## [EXTRACTED MATERIAL]
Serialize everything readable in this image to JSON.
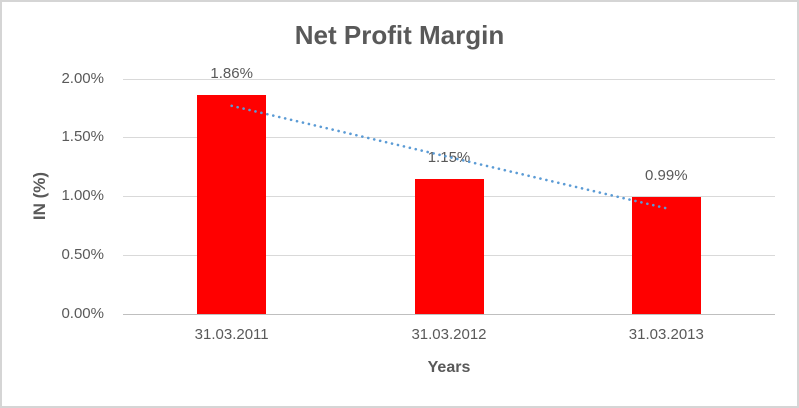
{
  "chart_data": {
    "type": "bar",
    "title": "Net Profit Margin",
    "xlabel": "Years",
    "ylabel": "IN (%)",
    "categories": [
      "31.03.2011",
      "31.03.2012",
      "31.03.2013"
    ],
    "series": [
      {
        "name": "Net Profit Margin",
        "values": [
          1.86,
          1.15,
          0.99
        ]
      }
    ],
    "data_labels": [
      "1.86%",
      "1.15%",
      "0.99%"
    ],
    "ytick_labels": [
      "0.00%",
      "0.50%",
      "1.00%",
      "1.50%",
      "2.00%"
    ],
    "ylim": [
      0,
      2.0
    ],
    "grid": true,
    "legend_position": "none",
    "bar_color": "#ff0000",
    "trendline": {
      "type": "linear",
      "style": "dotted",
      "color": "#5b9bd5",
      "start_value": 1.768,
      "end_value": 0.898
    },
    "text_color": "#595959",
    "gridline_color": "#d9d9d9"
  }
}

## [AIM OF THE TASK]
Where a line above contains the string "Profit", copy that line.

## [ANSWER TO THIS TASK]
    "title": "Net Profit Margin",
        "name": "Net Profit Margin",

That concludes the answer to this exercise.